§ **Information supplied**:
------------------------------------------------------------------------

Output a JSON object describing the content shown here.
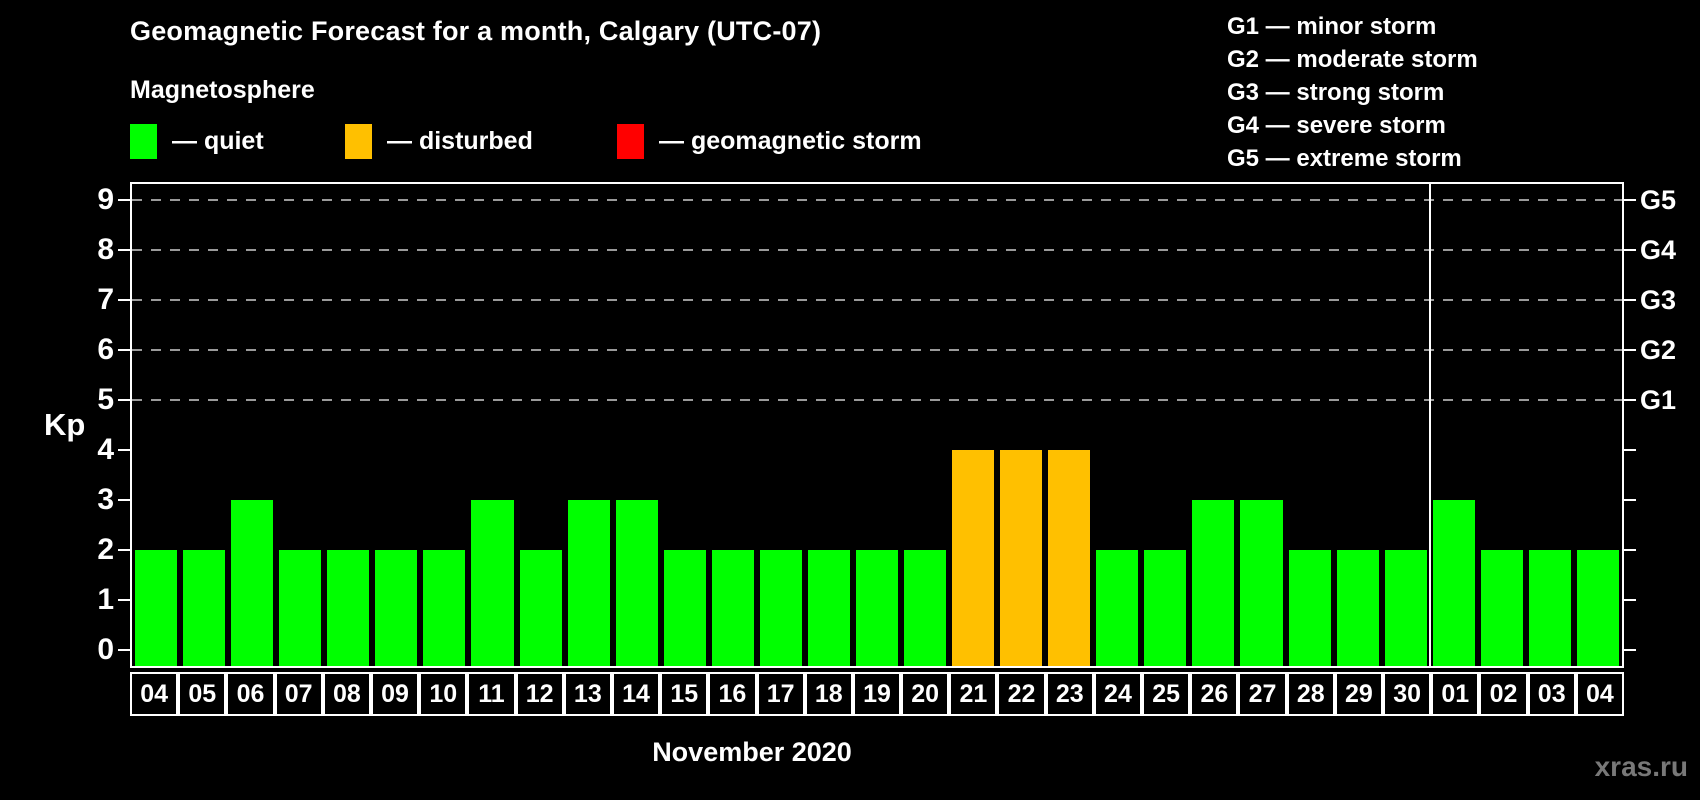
{
  "title": "Geomagnetic Forecast for a month, Calgary (UTC-07)",
  "subtitle": "Magnetosphere",
  "legend": {
    "items": [
      {
        "name": "quiet",
        "label": "— quiet",
        "color": "#00ff00"
      },
      {
        "name": "disturbed",
        "label": "— disturbed",
        "color": "#ffc000"
      },
      {
        "name": "storm",
        "label": "— geomagnetic storm",
        "color": "#ff0000"
      }
    ]
  },
  "g_legend": [
    "G1 — minor storm",
    "G2 — moderate storm",
    "G3 — strong storm",
    "G4 — severe storm",
    "G5 — extreme storm"
  ],
  "watermark": "xras.ru",
  "chart_data": {
    "type": "bar",
    "title": "Geomagnetic Forecast for a month, Calgary (UTC-07)",
    "xlabel": "November 2020",
    "ylabel": "Kp",
    "ylim": [
      0,
      9
    ],
    "yticks": [
      0,
      1,
      2,
      3,
      4,
      5,
      6,
      7,
      8,
      9
    ],
    "gridlines_kp": [
      5,
      6,
      7,
      8,
      9
    ],
    "grid": "dashed, only at G-storm levels",
    "legend_position": "top",
    "right_axis": [
      {
        "kp": 5,
        "label": "G1"
      },
      {
        "kp": 6,
        "label": "G2"
      },
      {
        "kp": 7,
        "label": "G3"
      },
      {
        "kp": 8,
        "label": "G4"
      },
      {
        "kp": 9,
        "label": "G5"
      }
    ],
    "month_separator_after_index": 26,
    "status_colors": {
      "quiet": "#00ff00",
      "disturbed": "#ffc000",
      "storm": "#ff0000"
    },
    "bars": [
      {
        "day": "04",
        "kp": 2,
        "status": "quiet"
      },
      {
        "day": "05",
        "kp": 2,
        "status": "quiet"
      },
      {
        "day": "06",
        "kp": 3,
        "status": "quiet"
      },
      {
        "day": "07",
        "kp": 2,
        "status": "quiet"
      },
      {
        "day": "08",
        "kp": 2,
        "status": "quiet"
      },
      {
        "day": "09",
        "kp": 2,
        "status": "quiet"
      },
      {
        "day": "10",
        "kp": 2,
        "status": "quiet"
      },
      {
        "day": "11",
        "kp": 3,
        "status": "quiet"
      },
      {
        "day": "12",
        "kp": 2,
        "status": "quiet"
      },
      {
        "day": "13",
        "kp": 3,
        "status": "quiet"
      },
      {
        "day": "14",
        "kp": 3,
        "status": "quiet"
      },
      {
        "day": "15",
        "kp": 2,
        "status": "quiet"
      },
      {
        "day": "16",
        "kp": 2,
        "status": "quiet"
      },
      {
        "day": "17",
        "kp": 2,
        "status": "quiet"
      },
      {
        "day": "18",
        "kp": 2,
        "status": "quiet"
      },
      {
        "day": "19",
        "kp": 2,
        "status": "quiet"
      },
      {
        "day": "20",
        "kp": 2,
        "status": "quiet"
      },
      {
        "day": "21",
        "kp": 4,
        "status": "disturbed"
      },
      {
        "day": "22",
        "kp": 4,
        "status": "disturbed"
      },
      {
        "day": "23",
        "kp": 4,
        "status": "disturbed"
      },
      {
        "day": "24",
        "kp": 2,
        "status": "quiet"
      },
      {
        "day": "25",
        "kp": 2,
        "status": "quiet"
      },
      {
        "day": "26",
        "kp": 3,
        "status": "quiet"
      },
      {
        "day": "27",
        "kp": 3,
        "status": "quiet"
      },
      {
        "day": "28",
        "kp": 2,
        "status": "quiet"
      },
      {
        "day": "29",
        "kp": 2,
        "status": "quiet"
      },
      {
        "day": "30",
        "kp": 2,
        "status": "quiet"
      },
      {
        "day": "01",
        "kp": 3,
        "status": "quiet"
      },
      {
        "day": "02",
        "kp": 2,
        "status": "quiet"
      },
      {
        "day": "03",
        "kp": 2,
        "status": "quiet"
      },
      {
        "day": "04",
        "kp": 2,
        "status": "quiet"
      }
    ]
  }
}
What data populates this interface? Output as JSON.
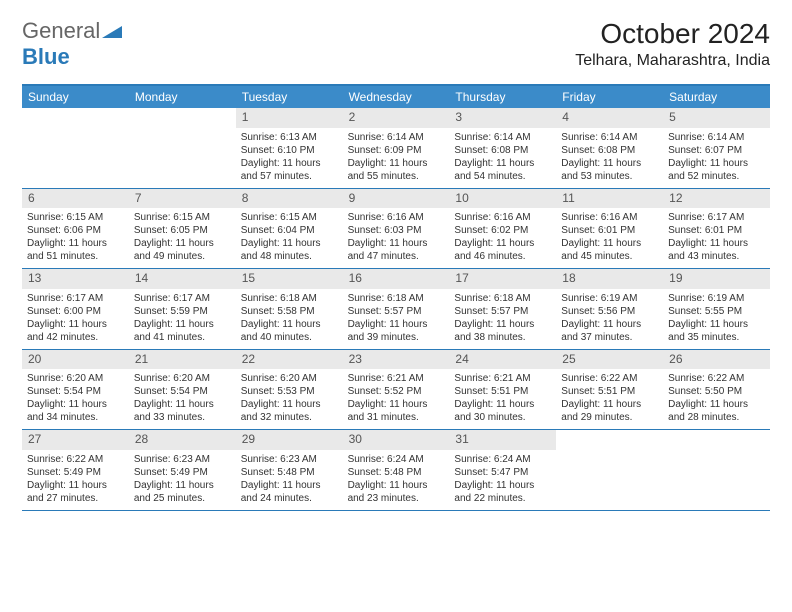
{
  "logo": {
    "text1": "General",
    "text2": "Blue"
  },
  "title": "October 2024",
  "location": "Telhara, Maharashtra, India",
  "colors": {
    "header_bg": "#3b8bc9",
    "border": "#2a7ab8",
    "daynum_bg": "#e9e9e9",
    "text": "#222222"
  },
  "weekdays": [
    "Sunday",
    "Monday",
    "Tuesday",
    "Wednesday",
    "Thursday",
    "Friday",
    "Saturday"
  ],
  "weeks": [
    [
      {
        "n": "",
        "sr": "",
        "ss": "",
        "dl": ""
      },
      {
        "n": "",
        "sr": "",
        "ss": "",
        "dl": ""
      },
      {
        "n": "1",
        "sr": "Sunrise: 6:13 AM",
        "ss": "Sunset: 6:10 PM",
        "dl": "Daylight: 11 hours and 57 minutes."
      },
      {
        "n": "2",
        "sr": "Sunrise: 6:14 AM",
        "ss": "Sunset: 6:09 PM",
        "dl": "Daylight: 11 hours and 55 minutes."
      },
      {
        "n": "3",
        "sr": "Sunrise: 6:14 AM",
        "ss": "Sunset: 6:08 PM",
        "dl": "Daylight: 11 hours and 54 minutes."
      },
      {
        "n": "4",
        "sr": "Sunrise: 6:14 AM",
        "ss": "Sunset: 6:08 PM",
        "dl": "Daylight: 11 hours and 53 minutes."
      },
      {
        "n": "5",
        "sr": "Sunrise: 6:14 AM",
        "ss": "Sunset: 6:07 PM",
        "dl": "Daylight: 11 hours and 52 minutes."
      }
    ],
    [
      {
        "n": "6",
        "sr": "Sunrise: 6:15 AM",
        "ss": "Sunset: 6:06 PM",
        "dl": "Daylight: 11 hours and 51 minutes."
      },
      {
        "n": "7",
        "sr": "Sunrise: 6:15 AM",
        "ss": "Sunset: 6:05 PM",
        "dl": "Daylight: 11 hours and 49 minutes."
      },
      {
        "n": "8",
        "sr": "Sunrise: 6:15 AM",
        "ss": "Sunset: 6:04 PM",
        "dl": "Daylight: 11 hours and 48 minutes."
      },
      {
        "n": "9",
        "sr": "Sunrise: 6:16 AM",
        "ss": "Sunset: 6:03 PM",
        "dl": "Daylight: 11 hours and 47 minutes."
      },
      {
        "n": "10",
        "sr": "Sunrise: 6:16 AM",
        "ss": "Sunset: 6:02 PM",
        "dl": "Daylight: 11 hours and 46 minutes."
      },
      {
        "n": "11",
        "sr": "Sunrise: 6:16 AM",
        "ss": "Sunset: 6:01 PM",
        "dl": "Daylight: 11 hours and 45 minutes."
      },
      {
        "n": "12",
        "sr": "Sunrise: 6:17 AM",
        "ss": "Sunset: 6:01 PM",
        "dl": "Daylight: 11 hours and 43 minutes."
      }
    ],
    [
      {
        "n": "13",
        "sr": "Sunrise: 6:17 AM",
        "ss": "Sunset: 6:00 PM",
        "dl": "Daylight: 11 hours and 42 minutes."
      },
      {
        "n": "14",
        "sr": "Sunrise: 6:17 AM",
        "ss": "Sunset: 5:59 PM",
        "dl": "Daylight: 11 hours and 41 minutes."
      },
      {
        "n": "15",
        "sr": "Sunrise: 6:18 AM",
        "ss": "Sunset: 5:58 PM",
        "dl": "Daylight: 11 hours and 40 minutes."
      },
      {
        "n": "16",
        "sr": "Sunrise: 6:18 AM",
        "ss": "Sunset: 5:57 PM",
        "dl": "Daylight: 11 hours and 39 minutes."
      },
      {
        "n": "17",
        "sr": "Sunrise: 6:18 AM",
        "ss": "Sunset: 5:57 PM",
        "dl": "Daylight: 11 hours and 38 minutes."
      },
      {
        "n": "18",
        "sr": "Sunrise: 6:19 AM",
        "ss": "Sunset: 5:56 PM",
        "dl": "Daylight: 11 hours and 37 minutes."
      },
      {
        "n": "19",
        "sr": "Sunrise: 6:19 AM",
        "ss": "Sunset: 5:55 PM",
        "dl": "Daylight: 11 hours and 35 minutes."
      }
    ],
    [
      {
        "n": "20",
        "sr": "Sunrise: 6:20 AM",
        "ss": "Sunset: 5:54 PM",
        "dl": "Daylight: 11 hours and 34 minutes."
      },
      {
        "n": "21",
        "sr": "Sunrise: 6:20 AM",
        "ss": "Sunset: 5:54 PM",
        "dl": "Daylight: 11 hours and 33 minutes."
      },
      {
        "n": "22",
        "sr": "Sunrise: 6:20 AM",
        "ss": "Sunset: 5:53 PM",
        "dl": "Daylight: 11 hours and 32 minutes."
      },
      {
        "n": "23",
        "sr": "Sunrise: 6:21 AM",
        "ss": "Sunset: 5:52 PM",
        "dl": "Daylight: 11 hours and 31 minutes."
      },
      {
        "n": "24",
        "sr": "Sunrise: 6:21 AM",
        "ss": "Sunset: 5:51 PM",
        "dl": "Daylight: 11 hours and 30 minutes."
      },
      {
        "n": "25",
        "sr": "Sunrise: 6:22 AM",
        "ss": "Sunset: 5:51 PM",
        "dl": "Daylight: 11 hours and 29 minutes."
      },
      {
        "n": "26",
        "sr": "Sunrise: 6:22 AM",
        "ss": "Sunset: 5:50 PM",
        "dl": "Daylight: 11 hours and 28 minutes."
      }
    ],
    [
      {
        "n": "27",
        "sr": "Sunrise: 6:22 AM",
        "ss": "Sunset: 5:49 PM",
        "dl": "Daylight: 11 hours and 27 minutes."
      },
      {
        "n": "28",
        "sr": "Sunrise: 6:23 AM",
        "ss": "Sunset: 5:49 PM",
        "dl": "Daylight: 11 hours and 25 minutes."
      },
      {
        "n": "29",
        "sr": "Sunrise: 6:23 AM",
        "ss": "Sunset: 5:48 PM",
        "dl": "Daylight: 11 hours and 24 minutes."
      },
      {
        "n": "30",
        "sr": "Sunrise: 6:24 AM",
        "ss": "Sunset: 5:48 PM",
        "dl": "Daylight: 11 hours and 23 minutes."
      },
      {
        "n": "31",
        "sr": "Sunrise: 6:24 AM",
        "ss": "Sunset: 5:47 PM",
        "dl": "Daylight: 11 hours and 22 minutes."
      },
      {
        "n": "",
        "sr": "",
        "ss": "",
        "dl": ""
      },
      {
        "n": "",
        "sr": "",
        "ss": "",
        "dl": ""
      }
    ]
  ]
}
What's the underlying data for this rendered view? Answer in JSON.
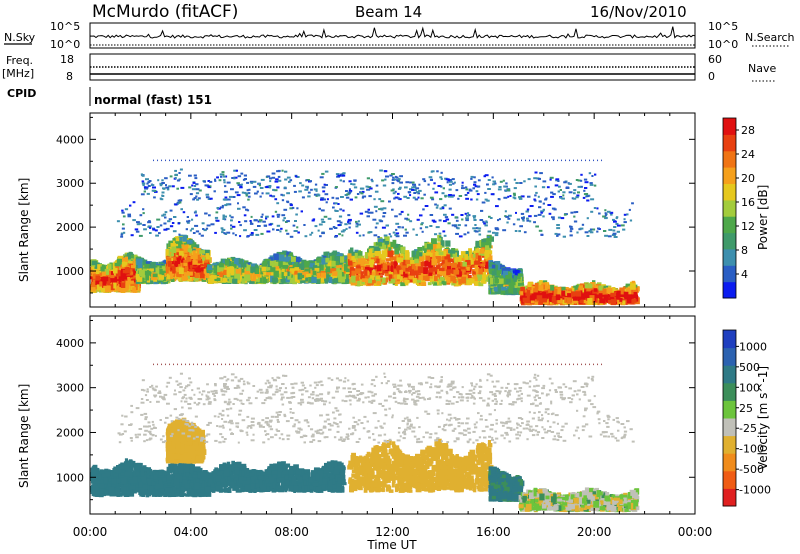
{
  "header": {
    "station": "McMurdo (fitACF)",
    "beam": "Beam 14",
    "date": "16/Nov/2010"
  },
  "summary": {
    "nsky_label": "N.Sky",
    "nsky_ticks": [
      "10^5",
      "10^0"
    ],
    "nsearch_label": "N.Search",
    "nsearch_ticks": [
      "10^5",
      "10^0"
    ],
    "freq_label": "Freq.",
    "freq_unit": "[MHz]",
    "freq_ticks": [
      "18",
      "8"
    ],
    "nave_label": "Nave",
    "nave_ticks": [
      "60",
      "0"
    ],
    "cpid_label": "CPID",
    "cpid_value": "normal (fast) 151"
  },
  "chart_data": [
    {
      "type": "heatmap",
      "title": "",
      "xlabel": "Time UT",
      "ylabel": "Slant Range [km]",
      "xlim": [
        "00:00",
        "24:00"
      ],
      "ylim": [
        180,
        4600
      ],
      "x_ticks": [
        "00:00",
        "04:00",
        "08:00",
        "12:00",
        "16:00",
        "20:00",
        "00:00"
      ],
      "y_ticks": [
        1000,
        2000,
        3000,
        4000
      ],
      "colorbar": {
        "label": "Power [dB]",
        "ticks": [
          "4",
          "8",
          "12",
          "16",
          "20",
          "24",
          "28"
        ],
        "colors": [
          "#0b1cf0",
          "#2a5ec4",
          "#3d8fae",
          "#3f9a6a",
          "#4ea84a",
          "#a3cc3c",
          "#e6c81e",
          "#f5a01c",
          "#f07414",
          "#e84010",
          "#e01010"
        ]
      },
      "regions": [
        {
          "t_start": 0.0,
          "t_end": 1.8,
          "r_low": 500,
          "r_high": 1300,
          "level": 0.8
        },
        {
          "t_start": 1.8,
          "t_end": 3.0,
          "r_low": 700,
          "r_high": 1250,
          "level": 0.5
        },
        {
          "t_start": 3.0,
          "t_end": 4.6,
          "r_low": 750,
          "r_high": 1700,
          "level": 0.75
        },
        {
          "t_start": 4.6,
          "t_end": 6.8,
          "r_low": 700,
          "r_high": 1200,
          "level": 0.55
        },
        {
          "t_start": 6.8,
          "t_end": 10.2,
          "r_low": 700,
          "r_high": 1350,
          "level": 0.5
        },
        {
          "t_start": 10.2,
          "t_end": 15.8,
          "r_low": 650,
          "r_high": 1700,
          "level": 0.75
        },
        {
          "t_start": 15.8,
          "t_end": 17.0,
          "r_low": 450,
          "r_high": 1150,
          "level": 0.4
        },
        {
          "t_start": 17.0,
          "t_end": 21.6,
          "r_low": 220,
          "r_high": 650,
          "level": 0.95
        },
        {
          "t_start": 1.0,
          "t_end": 21.5,
          "r_low": 1750,
          "r_high": 2600,
          "level": 0.2
        },
        {
          "t_start": 2.0,
          "t_end": 20.0,
          "r_low": 2600,
          "r_high": 3300,
          "level": 0.15
        }
      ]
    },
    {
      "type": "heatmap",
      "title": "",
      "xlabel": "Time UT",
      "ylabel": "Slant Range [km]",
      "xlim": [
        "00:00",
        "24:00"
      ],
      "ylim": [
        180,
        4600
      ],
      "x_ticks": [
        "00:00",
        "04:00",
        "08:00",
        "12:00",
        "16:00",
        "20:00",
        "00:00"
      ],
      "y_ticks": [
        1000,
        2000,
        3000,
        4000
      ],
      "colorbar": {
        "label": "Velocity [m s^-1]",
        "ticks": [
          "1000",
          "500",
          "100",
          "25",
          "-25",
          "-100",
          "-500",
          "-1000"
        ],
        "colors": [
          "#1f3fbf",
          "#2c62b0",
          "#2f7a86",
          "#3c8e5a",
          "#6cc43c",
          "#c0c0b8",
          "#e0b030",
          "#f08c1c",
          "#f05c14",
          "#e02020"
        ]
      },
      "regions": [
        {
          "t_start": 0.0,
          "t_end": 4.6,
          "r_low": 550,
          "r_high": 1300,
          "value": 300
        },
        {
          "t_start": 3.0,
          "t_end": 4.4,
          "r_low": 1300,
          "r_high": 2200,
          "value": -300
        },
        {
          "t_start": 4.6,
          "t_end": 10.0,
          "r_low": 650,
          "r_high": 1250,
          "value": 200
        },
        {
          "t_start": 10.2,
          "t_end": 15.8,
          "r_low": 650,
          "r_high": 1750,
          "value": -300
        },
        {
          "t_start": 15.8,
          "t_end": 17.0,
          "r_low": 450,
          "r_high": 1150,
          "value": 150
        },
        {
          "t_start": 17.0,
          "t_end": 21.6,
          "r_low": 220,
          "r_high": 650,
          "value": -50
        },
        {
          "t_start": 1.0,
          "t_end": 21.5,
          "r_low": 1750,
          "r_high": 2600,
          "value": 0
        },
        {
          "t_start": 2.0,
          "t_end": 20.0,
          "r_low": 2600,
          "r_high": 3300,
          "value": -30
        }
      ]
    }
  ]
}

------------------------------------------------------------------------

§ **Written exercise**: Pick out, from the lines above, every one that contains the string "Calgary".

§ **Written solution**:
  "title": "Geomagnetic Forecast for a month, Calgary (UTC-07)",
    "title": "Geomagnetic Forecast for a month, Calgary (UTC-07)",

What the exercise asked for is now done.